-- BEGIN Source data --

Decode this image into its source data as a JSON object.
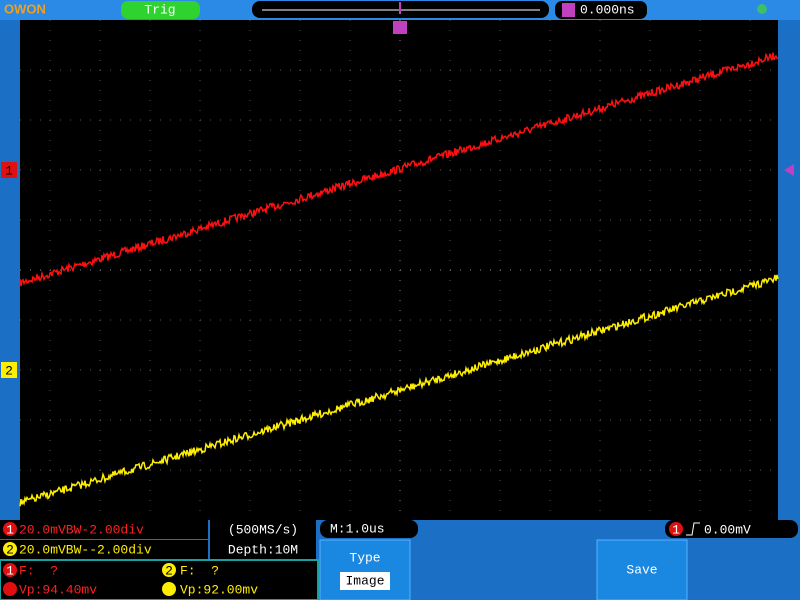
{
  "header": {
    "brand": "OWON",
    "trigger_status": "Trig",
    "trigger_position": "0.000ns",
    "channel_markers": [
      "1",
      "2"
    ]
  },
  "status": {
    "ch1": {
      "marker": "1",
      "text": "20.0mVBW-2.00div"
    },
    "ch2": {
      "marker": "2",
      "text": "20.0mVBW--2.00div"
    },
    "sample_rate": "(500MS/s)",
    "depth": "Depth:10M",
    "timebase": "M:1.0us",
    "trigger": {
      "marker": "1",
      "level": "0.00mV"
    }
  },
  "measurements": [
    {
      "marker": "1",
      "freq": "F:  ?",
      "vp": "Vp:94.40mv"
    },
    {
      "marker": "2",
      "freq": "F:  ?",
      "vp": "Vp:92.00mv"
    }
  ],
  "menu": {
    "type_label": "Type",
    "type_value": "Image",
    "save": "Save"
  }
}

-- END Source data --

What you will do
Except for the pictures, give all the material above again verbatim.

Output below
Decode this image into its source data as a JSON object.
{
  "header": {
    "brand": "OWON",
    "trigger_status": "Trig",
    "trigger_position": "0.000ns",
    "channel_markers": [
      "1",
      "2"
    ]
  },
  "status": {
    "ch1": {
      "marker": "1",
      "text": "20.0mVBW-2.00div"
    },
    "ch2": {
      "marker": "2",
      "text": "20.0mVBW--2.00div"
    },
    "sample_rate": "(500MS/s)",
    "depth": "Depth:10M",
    "timebase": "M:1.0us",
    "trigger": {
      "marker": "1",
      "level": "0.00mV"
    }
  },
  "measurements": [
    {
      "marker": "1",
      "freq": "F:  ?",
      "vp": "Vp:94.40mv"
    },
    {
      "marker": "2",
      "freq": "F:  ?",
      "vp": "Vp:92.00mv"
    }
  ],
  "menu": {
    "type_label": "Type",
    "type_value": "Image",
    "save": "Save"
  }
}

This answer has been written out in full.